## Dataset excerpts
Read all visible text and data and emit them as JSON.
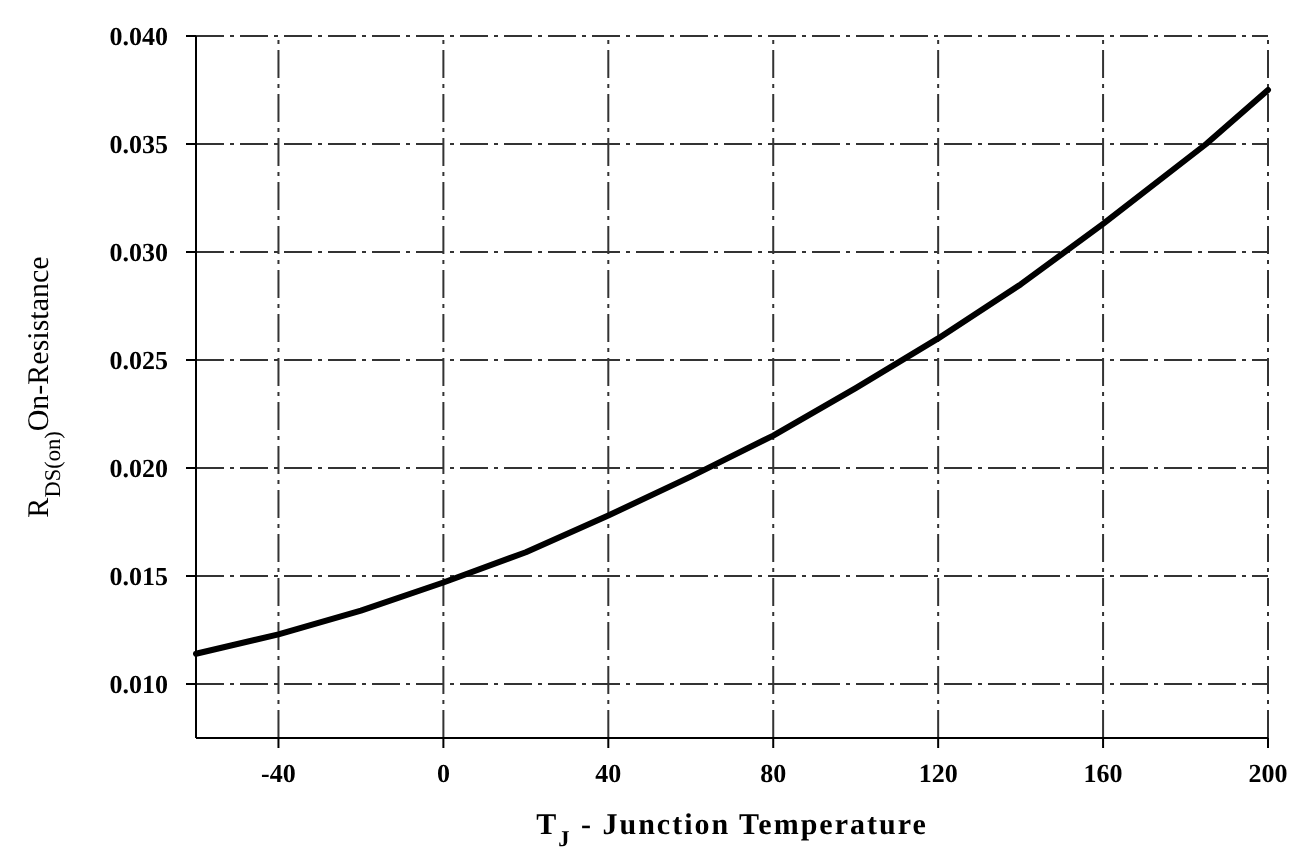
{
  "chart_data": {
    "type": "line",
    "xlabel": "T$_{J}$ - Junction Temperature",
    "ylabel": "R$_{DS(on)}$On-Resistance",
    "x": [
      -60,
      -40,
      -20,
      0,
      20,
      40,
      60,
      80,
      100,
      120,
      140,
      160,
      185,
      200
    ],
    "series": [
      {
        "color": "#000000",
        "values": [
          0.0114,
          0.0123,
          0.0134,
          0.0147,
          0.0161,
          0.0178,
          0.0196,
          0.0215,
          0.0237,
          0.026,
          0.0285,
          0.0313,
          0.035,
          0.0375
        ]
      }
    ],
    "xlim": [
      -60,
      200
    ],
    "xticks": [
      -40,
      0,
      40,
      80,
      120,
      160,
      200
    ],
    "ylim": [
      0.0075,
      0.04
    ],
    "yticks": [
      {
        "value": 0.01,
        "label": "0.010"
      },
      {
        "value": 0.015,
        "label": "0.015"
      },
      {
        "value": 0.02,
        "label": "0.020"
      },
      {
        "value": 0.025,
        "label": "0.025"
      },
      {
        "value": 0.03,
        "label": "0.030"
      },
      {
        "value": 0.035,
        "label": "0.035"
      },
      {
        "value": 0.04,
        "label": "0.040"
      }
    ],
    "grid": true,
    "marker": "none",
    "line_style": "solid"
  }
}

## What is being asked
Restate the whole listing above exactly, please, omitting every image.

## The answer
Read all visible text and data and emit them as JSON.
{
  "chart_data": {
    "type": "line",
    "xlabel": "T$_{J}$ - Junction Temperature",
    "ylabel": "R$_{DS(on)}$On-Resistance",
    "x": [
      -60,
      -40,
      -20,
      0,
      20,
      40,
      60,
      80,
      100,
      120,
      140,
      160,
      185,
      200
    ],
    "series": [
      {
        "color": "#000000",
        "values": [
          0.0114,
          0.0123,
          0.0134,
          0.0147,
          0.0161,
          0.0178,
          0.0196,
          0.0215,
          0.0237,
          0.026,
          0.0285,
          0.0313,
          0.035,
          0.0375
        ]
      }
    ],
    "xlim": [
      -60,
      200
    ],
    "xticks": [
      -40,
      0,
      40,
      80,
      120,
      160,
      200
    ],
    "ylim": [
      0.0075,
      0.04
    ],
    "yticks": [
      {
        "value": 0.01,
        "label": "0.010"
      },
      {
        "value": 0.015,
        "label": "0.015"
      },
      {
        "value": 0.02,
        "label": "0.020"
      },
      {
        "value": 0.025,
        "label": "0.025"
      },
      {
        "value": 0.03,
        "label": "0.030"
      },
      {
        "value": 0.035,
        "label": "0.035"
      },
      {
        "value": 0.04,
        "label": "0.040"
      }
    ],
    "grid": true,
    "marker": "none",
    "line_style": "solid"
  }
}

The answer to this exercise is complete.